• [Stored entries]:
▼▼▼
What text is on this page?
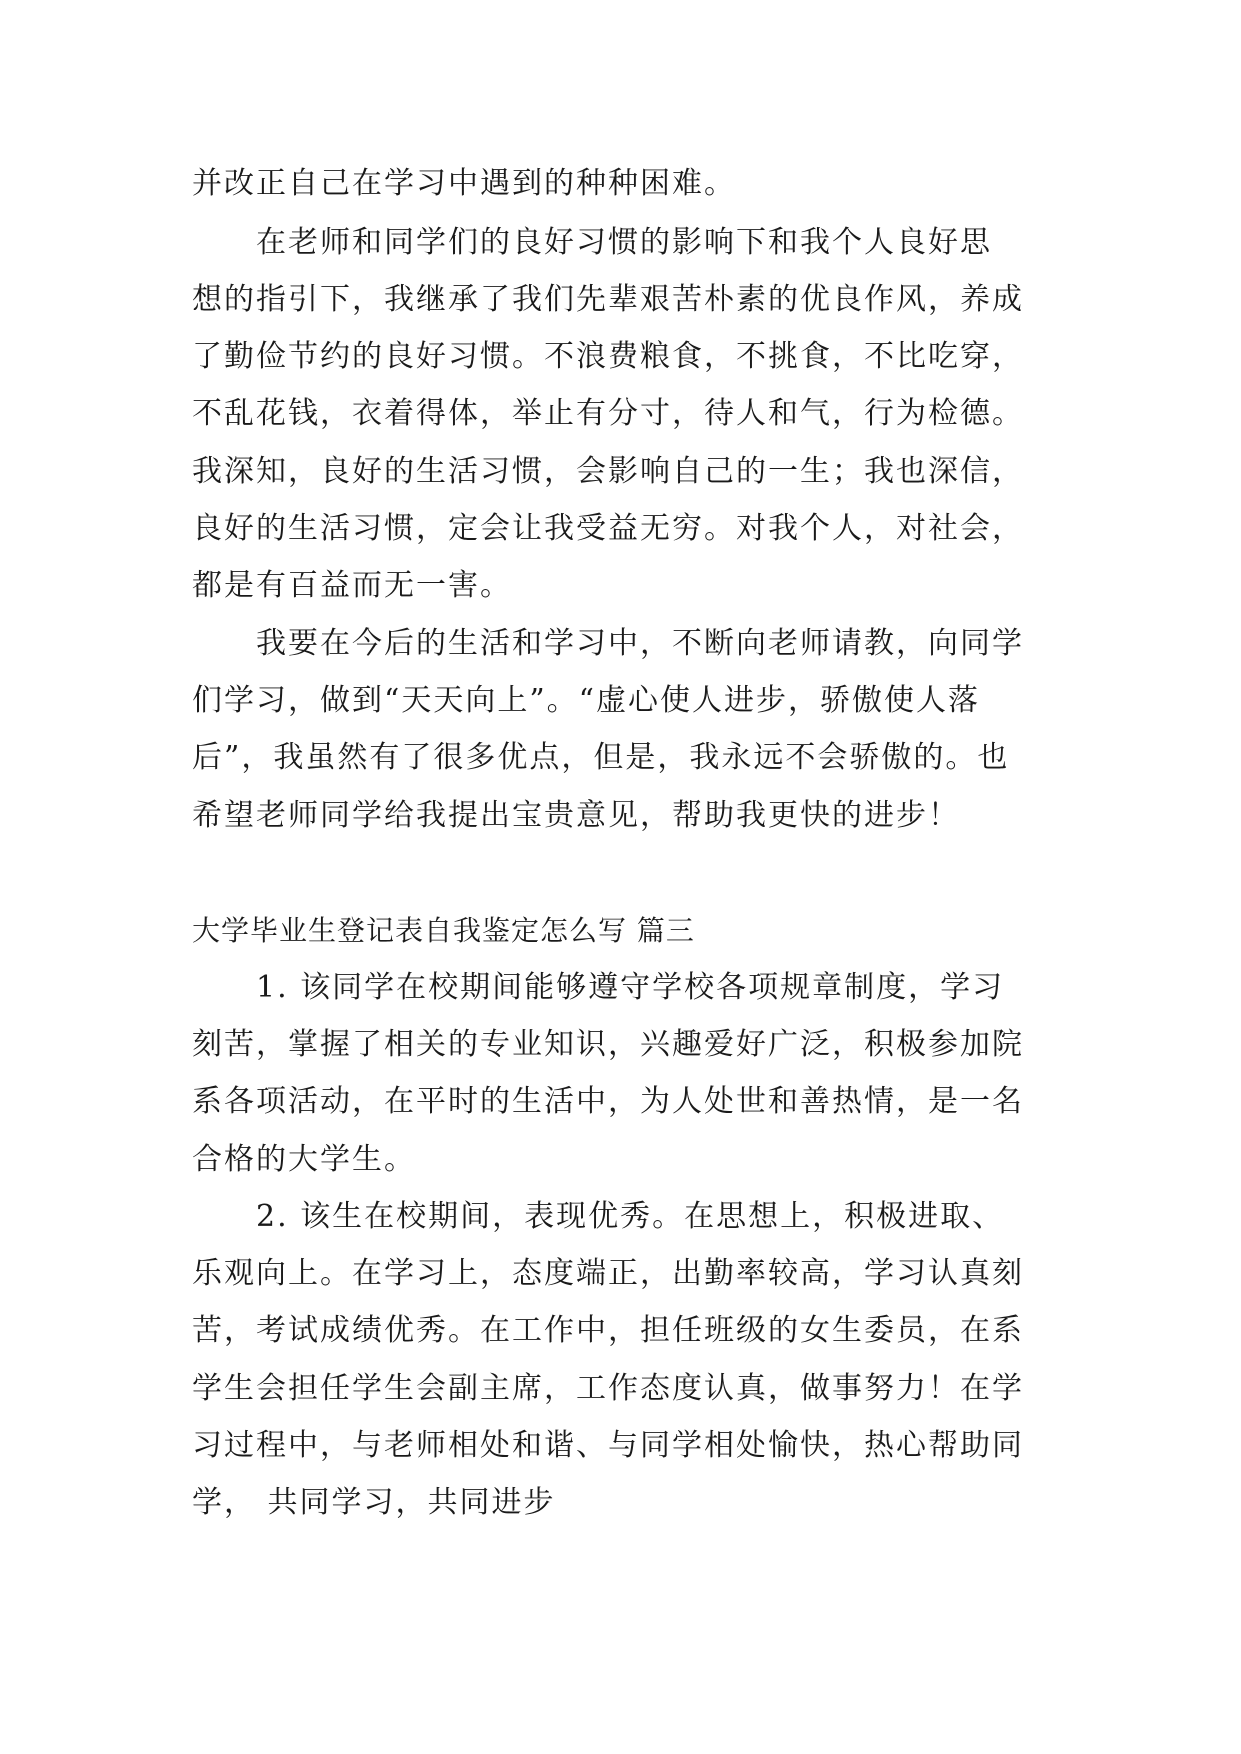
并改正自己在学习中遇到的种种困难。
在老师和同学们的良好习惯的影响下和我个人良好思
想的指引下，我继承了我们先辈艰苦朴素的优良作风，养成
了勤俭节约的良好习惯。不浪费粮食，不挑食，不比吃穿，
不乱花钱，衣着得体，举止有分寸，待人和气，行为检德。
我深知，良好的生活习惯，会影响自己的一生；我也深信，
良好的生活习惯，定会让我受益无穷。对我个人，对社会，
都是有百益而无一害。
我要在今后的生活和学习中，不断向老师请教，向同学
们学习，做到“天天向上”。“虚心使人进步，骄傲使人落
后”，我虽然有了很多优点，但是，我永远不会骄傲的。也
希望老师同学给我提出宝贵意见，帮助我更快的进步！
大学毕业生登记表自我鉴定怎么写 篇三
1. 该同学在校期间能够遵守学校各项规章制度，学习
刻苦，掌握了相关的专业知识，兴趣爱好广泛，积极参加院
系各项活动，在平时的生活中，为人处世和善热情，是一名
合格的大学生。
2. 该生在校期间，表现优秀。在思想上，积极进取、
乐观向上。在学习上，态度端正，出勤率较高，学习认真刻
苦，考试成绩优秀。在工作中，担任班级的女生委员，在系
学生会担任学生会副主席，工作态度认真，做事努力！在学
习过程中，与老师相处和谐、与同学相处愉快，热心帮助同
学， 共同学习，共同进步
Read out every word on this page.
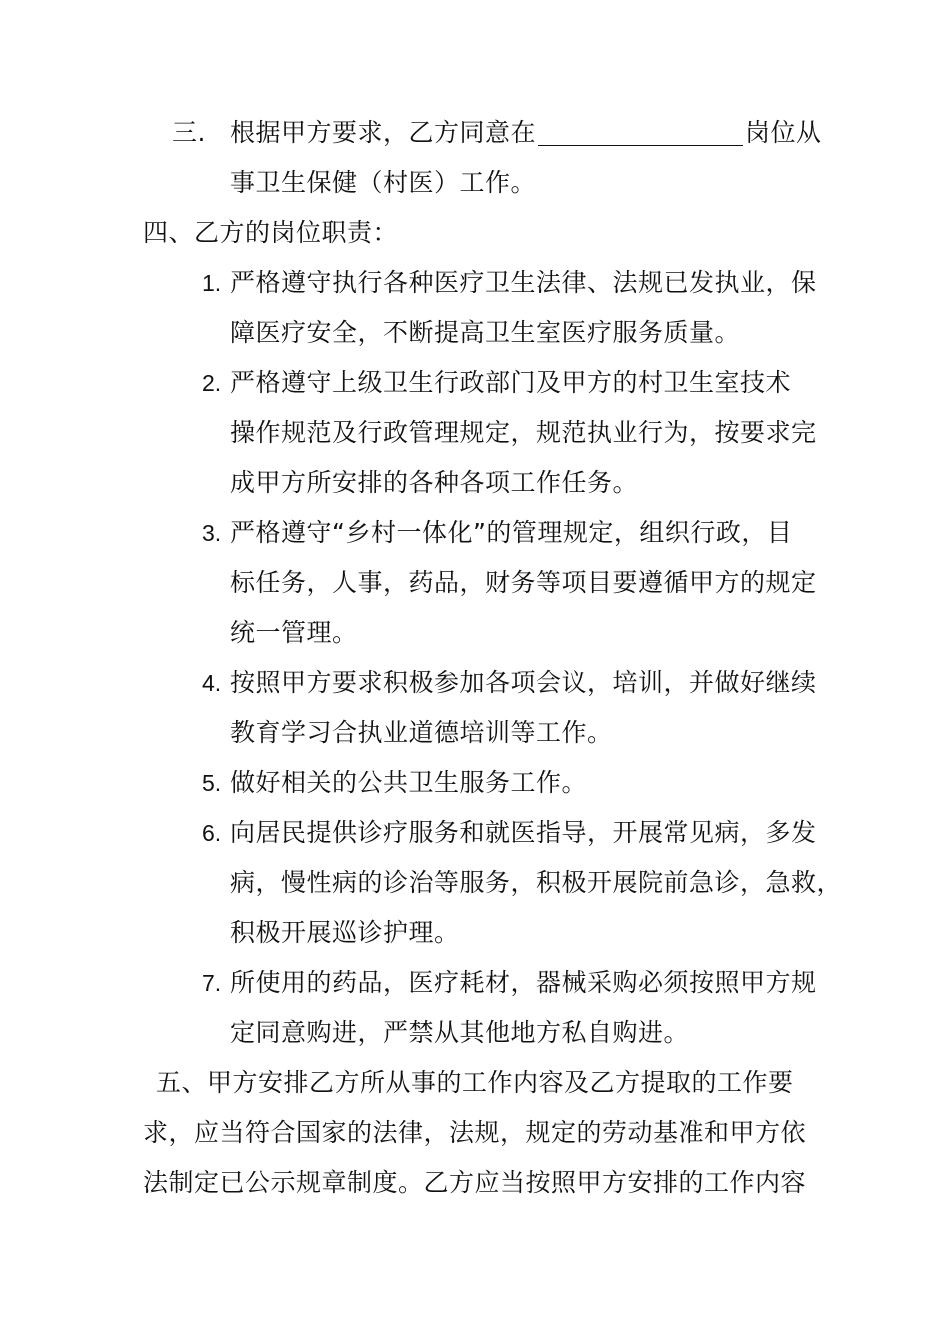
三. 根据甲方要求，乙方同意在	岗位从
事卫生保健（村医）工作。
四、乙方的岗位职责：
1. 严格遵守执行各种医疗卫生法律、法规已发执业，保
障医疗安全，不断提高卫生室医疗服务质量。
2. 严格遵守上级卫生行政部门及甲方的村卫生室技术
操作规范及行政管理规定，规范执业行为，按要求完
成甲方所安排的各种各项工作任务。
3. 严格遵守“乡村一体化”的管理规定，组织行政，目
标任务，人事，药品，财务等项目要遵循甲方的规定
统一管理。
4. 按照甲方要求积极参加各项会议，培训，并做好继续
教育学习合执业道德培训等工作。
5. 做好相关的公共卫生服务工作。
6. 向居民提供诊疗服务和就医指导，开展常见病，多发
病，慢性病的诊治等服务，积极开展院前急诊，急救，
积极开展巡诊护理。
7. 所使用的药品，医疗耗材，器械采购必须按照甲方规
定同意购进，严禁从其他地方私自购进。
五、甲方安排乙方所从事的工作内容及乙方提取的工作要
求，应当符合国家的法律，法规，规定的劳动基准和甲方依
法制定已公示规章制度。乙方应当按照甲方安排的工作内容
▲▲▲
• [STATED TASK]: Send back the data above word for word, with the pictures left out.

• [SOLUTION BELOW]:
What text is on this page?
并改正自己在学习中遇到的种种困难。
在老师和同学们的良好习惯的影响下和我个人良好思
想的指引下，我继承了我们先辈艰苦朴素的优良作风，养成
了勤俭节约的良好习惯。不浪费粮食，不挑食，不比吃穿，
不乱花钱，衣着得体，举止有分寸，待人和气，行为检德。
我深知，良好的生活习惯，会影响自己的一生；我也深信，
良好的生活习惯，定会让我受益无穷。对我个人，对社会，
都是有百益而无一害。
我要在今后的生活和学习中，不断向老师请教，向同学
们学习，做到“天天向上”。“虚心使人进步，骄傲使人落
后”，我虽然有了很多优点，但是，我永远不会骄傲的。也
希望老师同学给我提出宝贵意见，帮助我更快的进步！
大学毕业生登记表自我鉴定怎么写 篇三
1. 该同学在校期间能够遵守学校各项规章制度，学习
刻苦，掌握了相关的专业知识，兴趣爱好广泛，积极参加院
系各项活动，在平时的生活中，为人处世和善热情，是一名
合格的大学生。
2. 该生在校期间，表现优秀。在思想上，积极进取、
乐观向上。在学习上，态度端正，出勤率较高，学习认真刻
苦，考试成绩优秀。在工作中，担任班级的女生委员，在系
学生会担任学生会副主席，工作态度认真，做事努力！在学
习过程中，与老师相处和谐、与同学相处愉快，热心帮助同
学， 共同学习，共同进步
Read out every word on this page.
三. 根据甲方要求，乙方同意在	岗位从
事卫生保健（村医）工作。
四、乙方的岗位职责：
1. 严格遵守执行各种医疗卫生法律、法规已发执业，保
障医疗安全，不断提高卫生室医疗服务质量。
2. 严格遵守上级卫生行政部门及甲方的村卫生室技术
操作规范及行政管理规定，规范执业行为，按要求完
成甲方所安排的各种各项工作任务。
3. 严格遵守“乡村一体化”的管理规定，组织行政，目
标任务，人事，药品，财务等项目要遵循甲方的规定
统一管理。
4. 按照甲方要求积极参加各项会议，培训，并做好继续
教育学习合执业道德培训等工作。
5. 做好相关的公共卫生服务工作。
6. 向居民提供诊疗服务和就医指导，开展常见病，多发
病，慢性病的诊治等服务，积极开展院前急诊，急救，
积极开展巡诊护理。
7. 所使用的药品，医疗耗材，器械采购必须按照甲方规
定同意购进，严禁从其他地方私自购进。
五、甲方安排乙方所从事的工作内容及乙方提取的工作要
求，应当符合国家的法律，法规，规定的劳动基准和甲方依
法制定已公示规章制度。乙方应当按照甲方安排的工作内容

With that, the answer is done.